== What you need to do ==
Copy out every line in which the string "this" occurs.

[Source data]
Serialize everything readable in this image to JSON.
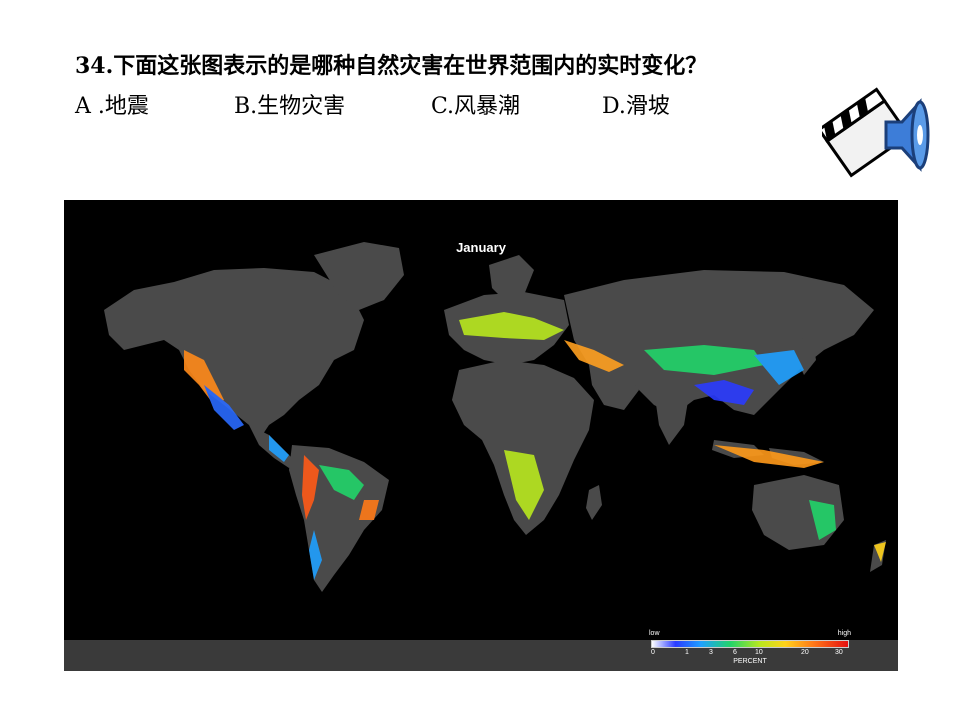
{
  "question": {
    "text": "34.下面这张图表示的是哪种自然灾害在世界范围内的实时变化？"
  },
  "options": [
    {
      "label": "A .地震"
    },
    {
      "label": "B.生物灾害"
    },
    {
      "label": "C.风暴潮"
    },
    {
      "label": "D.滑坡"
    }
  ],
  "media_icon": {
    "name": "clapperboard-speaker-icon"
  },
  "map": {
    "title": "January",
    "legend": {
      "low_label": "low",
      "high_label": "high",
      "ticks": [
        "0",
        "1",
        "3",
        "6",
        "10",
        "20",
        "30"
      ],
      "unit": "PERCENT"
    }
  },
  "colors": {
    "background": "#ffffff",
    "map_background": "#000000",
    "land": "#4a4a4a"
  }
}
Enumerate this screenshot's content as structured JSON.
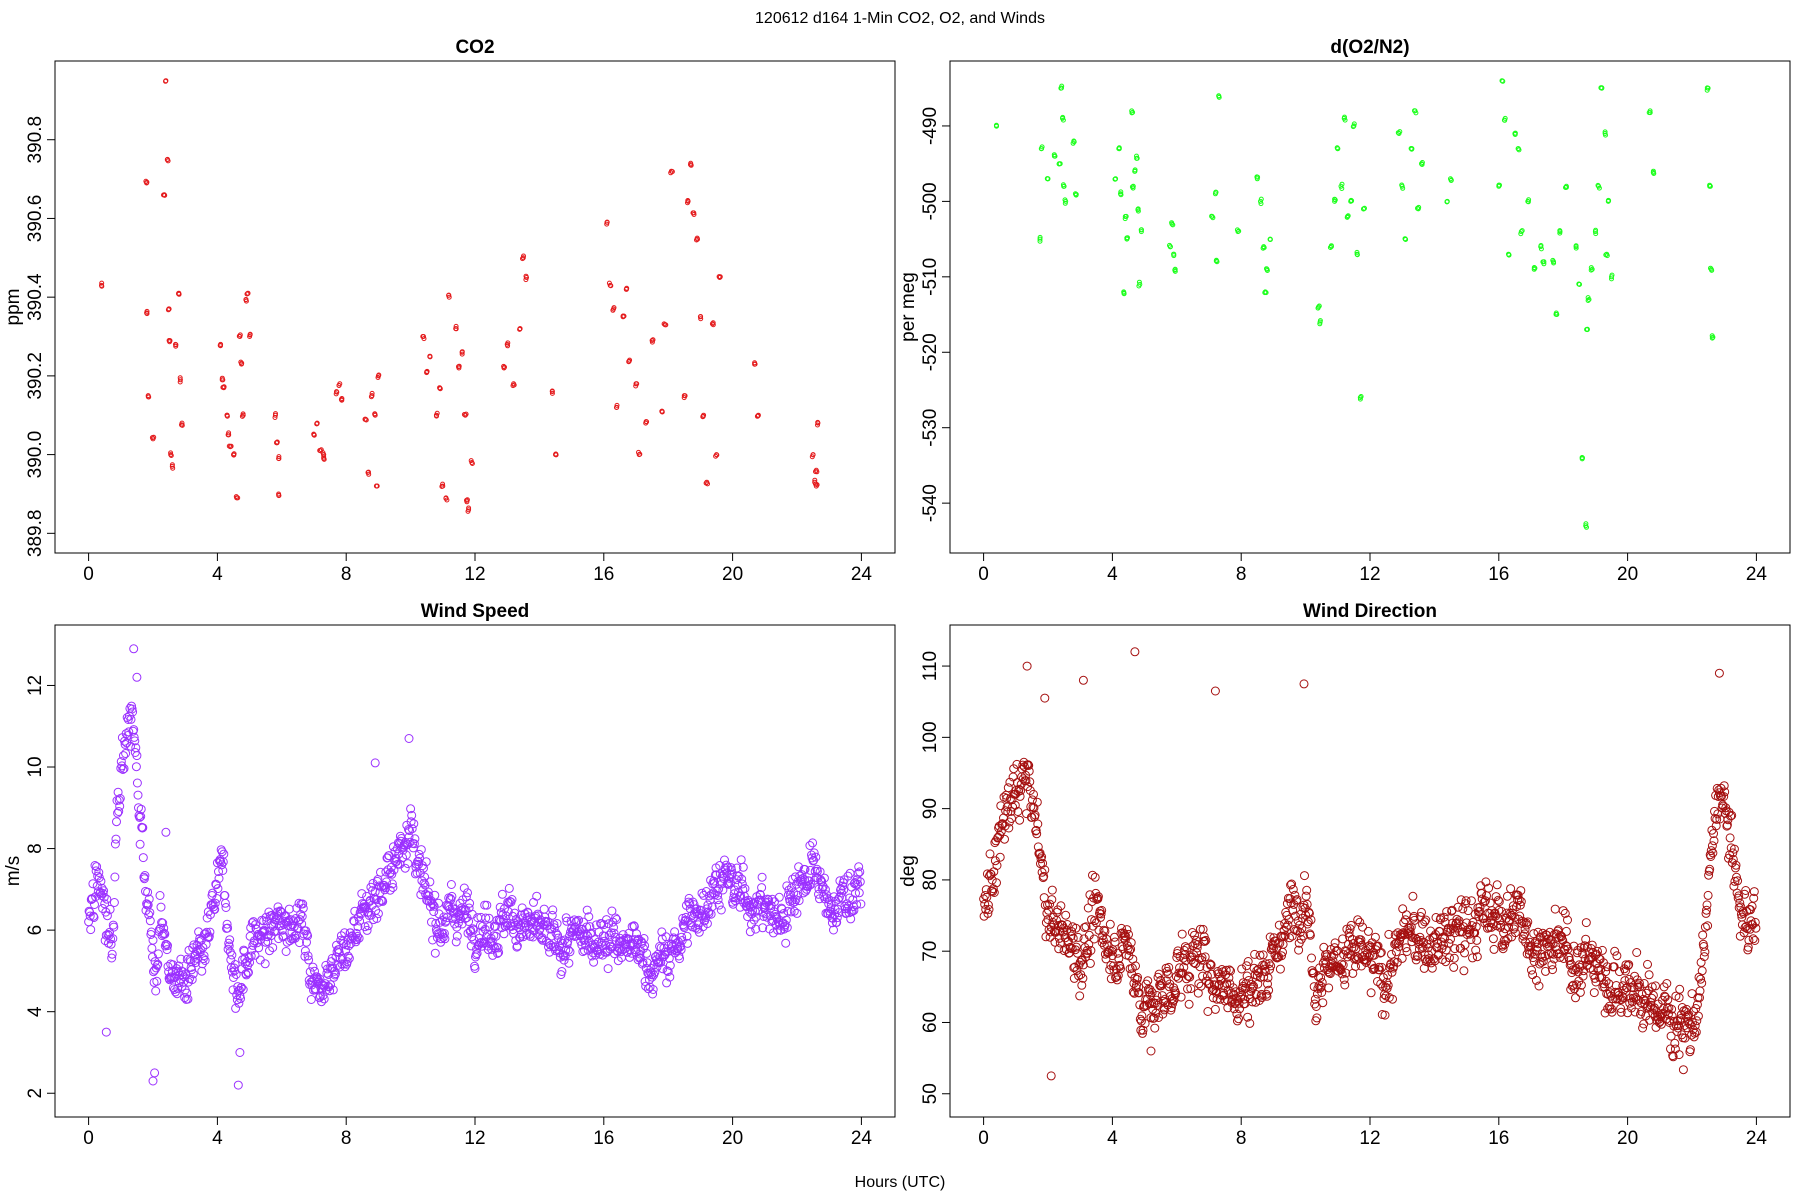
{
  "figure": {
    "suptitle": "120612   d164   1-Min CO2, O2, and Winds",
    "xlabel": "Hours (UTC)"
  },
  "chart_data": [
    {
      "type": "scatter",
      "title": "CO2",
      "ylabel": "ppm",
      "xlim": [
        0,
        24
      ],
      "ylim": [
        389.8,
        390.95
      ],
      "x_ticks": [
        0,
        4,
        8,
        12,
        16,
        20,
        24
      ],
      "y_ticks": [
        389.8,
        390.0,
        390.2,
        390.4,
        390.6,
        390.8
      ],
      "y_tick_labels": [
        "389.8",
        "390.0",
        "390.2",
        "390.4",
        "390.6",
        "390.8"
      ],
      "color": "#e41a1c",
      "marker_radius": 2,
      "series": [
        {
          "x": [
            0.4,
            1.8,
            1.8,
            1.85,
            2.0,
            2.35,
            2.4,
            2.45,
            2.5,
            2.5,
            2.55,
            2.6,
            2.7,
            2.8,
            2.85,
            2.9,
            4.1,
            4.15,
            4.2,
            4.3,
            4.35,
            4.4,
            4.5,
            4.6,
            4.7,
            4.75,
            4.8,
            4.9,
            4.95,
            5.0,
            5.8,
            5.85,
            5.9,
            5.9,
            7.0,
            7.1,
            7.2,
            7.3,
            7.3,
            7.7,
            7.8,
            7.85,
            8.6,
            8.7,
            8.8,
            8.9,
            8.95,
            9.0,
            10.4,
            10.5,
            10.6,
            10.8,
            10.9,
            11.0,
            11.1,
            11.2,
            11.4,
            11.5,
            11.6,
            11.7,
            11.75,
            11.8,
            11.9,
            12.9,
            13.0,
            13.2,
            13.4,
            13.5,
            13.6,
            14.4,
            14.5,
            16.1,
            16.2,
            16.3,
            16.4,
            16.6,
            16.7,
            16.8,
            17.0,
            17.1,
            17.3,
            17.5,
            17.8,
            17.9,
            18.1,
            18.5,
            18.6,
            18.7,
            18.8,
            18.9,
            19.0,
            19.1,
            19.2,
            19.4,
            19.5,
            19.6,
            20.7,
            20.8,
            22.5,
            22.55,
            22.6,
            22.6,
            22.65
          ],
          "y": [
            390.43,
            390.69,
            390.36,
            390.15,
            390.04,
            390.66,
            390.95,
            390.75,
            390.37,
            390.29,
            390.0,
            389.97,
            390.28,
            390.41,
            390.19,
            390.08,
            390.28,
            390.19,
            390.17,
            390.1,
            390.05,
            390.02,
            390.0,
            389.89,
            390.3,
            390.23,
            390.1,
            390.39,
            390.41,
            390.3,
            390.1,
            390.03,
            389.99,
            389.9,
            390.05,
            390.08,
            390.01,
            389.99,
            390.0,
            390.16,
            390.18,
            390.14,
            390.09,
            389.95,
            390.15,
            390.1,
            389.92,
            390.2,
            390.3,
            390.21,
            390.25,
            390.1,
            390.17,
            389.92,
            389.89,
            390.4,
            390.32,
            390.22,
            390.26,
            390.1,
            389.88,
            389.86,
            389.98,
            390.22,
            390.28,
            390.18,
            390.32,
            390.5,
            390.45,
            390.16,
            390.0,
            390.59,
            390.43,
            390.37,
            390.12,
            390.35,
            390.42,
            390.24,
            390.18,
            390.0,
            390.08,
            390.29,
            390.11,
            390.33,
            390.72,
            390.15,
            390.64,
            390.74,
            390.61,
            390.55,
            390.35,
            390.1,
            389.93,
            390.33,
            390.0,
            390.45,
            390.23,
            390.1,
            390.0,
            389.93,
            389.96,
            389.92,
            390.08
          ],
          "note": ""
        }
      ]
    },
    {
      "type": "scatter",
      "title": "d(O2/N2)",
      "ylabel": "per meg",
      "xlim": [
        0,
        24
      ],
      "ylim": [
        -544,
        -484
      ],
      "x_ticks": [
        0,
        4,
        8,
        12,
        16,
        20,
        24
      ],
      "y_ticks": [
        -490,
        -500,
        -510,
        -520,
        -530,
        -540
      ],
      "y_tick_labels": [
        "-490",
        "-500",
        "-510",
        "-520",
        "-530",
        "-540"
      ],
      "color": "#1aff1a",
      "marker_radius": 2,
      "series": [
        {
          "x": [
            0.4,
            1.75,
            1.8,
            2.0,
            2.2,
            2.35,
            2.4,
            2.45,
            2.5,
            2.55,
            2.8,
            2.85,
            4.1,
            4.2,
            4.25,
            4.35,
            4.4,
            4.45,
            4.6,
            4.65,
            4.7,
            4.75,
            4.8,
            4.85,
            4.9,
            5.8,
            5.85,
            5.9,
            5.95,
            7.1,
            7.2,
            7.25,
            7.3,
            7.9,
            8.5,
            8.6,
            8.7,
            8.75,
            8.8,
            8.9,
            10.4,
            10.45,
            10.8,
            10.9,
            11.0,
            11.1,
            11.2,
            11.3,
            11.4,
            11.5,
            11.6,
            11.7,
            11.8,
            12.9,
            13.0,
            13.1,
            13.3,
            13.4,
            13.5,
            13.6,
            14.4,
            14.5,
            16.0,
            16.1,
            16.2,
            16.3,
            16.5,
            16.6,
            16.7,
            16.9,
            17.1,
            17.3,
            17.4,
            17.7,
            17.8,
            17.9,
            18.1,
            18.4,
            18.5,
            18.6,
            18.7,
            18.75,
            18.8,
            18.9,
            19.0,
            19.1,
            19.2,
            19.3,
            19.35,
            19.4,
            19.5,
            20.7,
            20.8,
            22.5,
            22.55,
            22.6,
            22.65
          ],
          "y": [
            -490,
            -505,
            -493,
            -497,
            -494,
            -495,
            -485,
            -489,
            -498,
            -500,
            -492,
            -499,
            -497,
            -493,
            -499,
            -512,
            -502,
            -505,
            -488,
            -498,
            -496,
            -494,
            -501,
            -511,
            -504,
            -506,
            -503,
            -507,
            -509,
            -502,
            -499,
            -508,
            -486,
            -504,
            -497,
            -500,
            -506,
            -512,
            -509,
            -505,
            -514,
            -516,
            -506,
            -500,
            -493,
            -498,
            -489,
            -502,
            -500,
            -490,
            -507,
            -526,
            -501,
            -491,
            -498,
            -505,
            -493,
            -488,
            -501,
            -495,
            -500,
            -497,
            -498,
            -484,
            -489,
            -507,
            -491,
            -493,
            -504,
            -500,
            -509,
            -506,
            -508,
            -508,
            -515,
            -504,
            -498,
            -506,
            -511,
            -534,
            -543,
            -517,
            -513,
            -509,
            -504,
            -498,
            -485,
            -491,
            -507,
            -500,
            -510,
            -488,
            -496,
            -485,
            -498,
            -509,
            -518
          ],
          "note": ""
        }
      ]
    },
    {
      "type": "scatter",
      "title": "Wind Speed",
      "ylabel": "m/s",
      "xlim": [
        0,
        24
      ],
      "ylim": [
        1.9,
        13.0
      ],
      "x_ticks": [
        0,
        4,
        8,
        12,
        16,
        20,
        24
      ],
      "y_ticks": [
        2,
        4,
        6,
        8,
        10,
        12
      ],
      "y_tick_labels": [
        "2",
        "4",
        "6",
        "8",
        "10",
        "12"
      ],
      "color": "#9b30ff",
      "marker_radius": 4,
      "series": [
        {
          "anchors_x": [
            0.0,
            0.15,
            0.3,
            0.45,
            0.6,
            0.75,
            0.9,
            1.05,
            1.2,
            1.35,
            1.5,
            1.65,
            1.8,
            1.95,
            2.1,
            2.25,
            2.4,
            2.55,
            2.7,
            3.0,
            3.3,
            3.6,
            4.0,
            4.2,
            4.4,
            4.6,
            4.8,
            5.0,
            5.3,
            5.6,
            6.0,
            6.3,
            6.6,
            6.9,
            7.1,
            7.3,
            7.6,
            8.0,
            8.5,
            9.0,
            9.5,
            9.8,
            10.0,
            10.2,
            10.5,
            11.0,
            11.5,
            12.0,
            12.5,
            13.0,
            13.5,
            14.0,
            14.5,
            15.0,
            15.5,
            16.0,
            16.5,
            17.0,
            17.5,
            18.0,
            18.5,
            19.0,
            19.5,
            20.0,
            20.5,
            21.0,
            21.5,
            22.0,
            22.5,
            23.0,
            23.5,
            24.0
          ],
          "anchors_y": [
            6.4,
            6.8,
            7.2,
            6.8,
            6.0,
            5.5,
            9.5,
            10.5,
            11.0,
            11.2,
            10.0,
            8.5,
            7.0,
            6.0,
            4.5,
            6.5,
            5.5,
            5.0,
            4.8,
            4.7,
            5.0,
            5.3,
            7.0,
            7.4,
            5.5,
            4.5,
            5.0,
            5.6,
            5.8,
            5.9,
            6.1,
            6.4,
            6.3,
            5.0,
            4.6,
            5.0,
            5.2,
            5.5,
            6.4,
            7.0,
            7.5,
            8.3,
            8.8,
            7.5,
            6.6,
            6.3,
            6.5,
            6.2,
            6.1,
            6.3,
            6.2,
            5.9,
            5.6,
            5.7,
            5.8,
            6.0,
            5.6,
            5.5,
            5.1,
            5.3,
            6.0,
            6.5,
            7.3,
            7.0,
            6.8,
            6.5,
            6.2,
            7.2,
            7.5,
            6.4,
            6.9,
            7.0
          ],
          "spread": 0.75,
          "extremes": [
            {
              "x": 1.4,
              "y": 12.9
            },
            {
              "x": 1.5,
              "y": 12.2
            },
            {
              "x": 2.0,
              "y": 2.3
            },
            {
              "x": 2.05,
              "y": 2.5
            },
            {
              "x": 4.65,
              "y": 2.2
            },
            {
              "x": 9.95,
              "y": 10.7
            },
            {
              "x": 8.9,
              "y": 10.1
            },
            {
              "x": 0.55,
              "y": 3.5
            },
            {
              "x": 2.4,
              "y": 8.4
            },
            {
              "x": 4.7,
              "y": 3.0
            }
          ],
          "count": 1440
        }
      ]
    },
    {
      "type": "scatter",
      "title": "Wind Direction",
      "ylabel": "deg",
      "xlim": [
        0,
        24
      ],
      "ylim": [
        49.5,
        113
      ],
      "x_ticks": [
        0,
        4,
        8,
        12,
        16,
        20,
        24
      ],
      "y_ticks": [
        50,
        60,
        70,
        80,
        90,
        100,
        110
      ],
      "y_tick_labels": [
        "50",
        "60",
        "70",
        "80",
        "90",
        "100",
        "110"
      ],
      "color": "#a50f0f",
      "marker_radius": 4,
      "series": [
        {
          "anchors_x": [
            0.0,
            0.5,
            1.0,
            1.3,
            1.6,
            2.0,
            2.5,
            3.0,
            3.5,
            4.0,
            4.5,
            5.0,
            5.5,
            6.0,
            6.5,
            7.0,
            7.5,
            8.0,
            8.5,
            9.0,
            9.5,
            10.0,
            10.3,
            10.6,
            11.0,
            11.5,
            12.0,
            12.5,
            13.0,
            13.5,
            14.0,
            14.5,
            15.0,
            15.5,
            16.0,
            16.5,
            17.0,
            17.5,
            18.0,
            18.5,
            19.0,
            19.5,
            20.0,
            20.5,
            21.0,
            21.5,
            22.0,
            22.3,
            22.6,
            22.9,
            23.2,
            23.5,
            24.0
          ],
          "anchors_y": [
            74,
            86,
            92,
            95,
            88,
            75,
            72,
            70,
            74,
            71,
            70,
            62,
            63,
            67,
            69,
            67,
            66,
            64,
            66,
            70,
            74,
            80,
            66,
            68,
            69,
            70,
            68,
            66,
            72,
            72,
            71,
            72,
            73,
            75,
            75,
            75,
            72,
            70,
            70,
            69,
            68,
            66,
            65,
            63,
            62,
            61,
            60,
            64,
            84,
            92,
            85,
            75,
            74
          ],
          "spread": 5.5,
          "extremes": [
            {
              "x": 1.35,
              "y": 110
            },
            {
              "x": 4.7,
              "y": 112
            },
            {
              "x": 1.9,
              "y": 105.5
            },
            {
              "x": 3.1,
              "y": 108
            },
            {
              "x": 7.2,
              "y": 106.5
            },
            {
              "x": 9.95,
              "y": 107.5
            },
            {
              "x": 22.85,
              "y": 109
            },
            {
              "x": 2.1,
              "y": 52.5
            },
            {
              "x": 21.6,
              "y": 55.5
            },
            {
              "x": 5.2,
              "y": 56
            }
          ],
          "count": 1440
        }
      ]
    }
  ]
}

== Task response ==
Serialize everything readable in this image to JSON.
Enumerate this screenshot's content as structured JSON.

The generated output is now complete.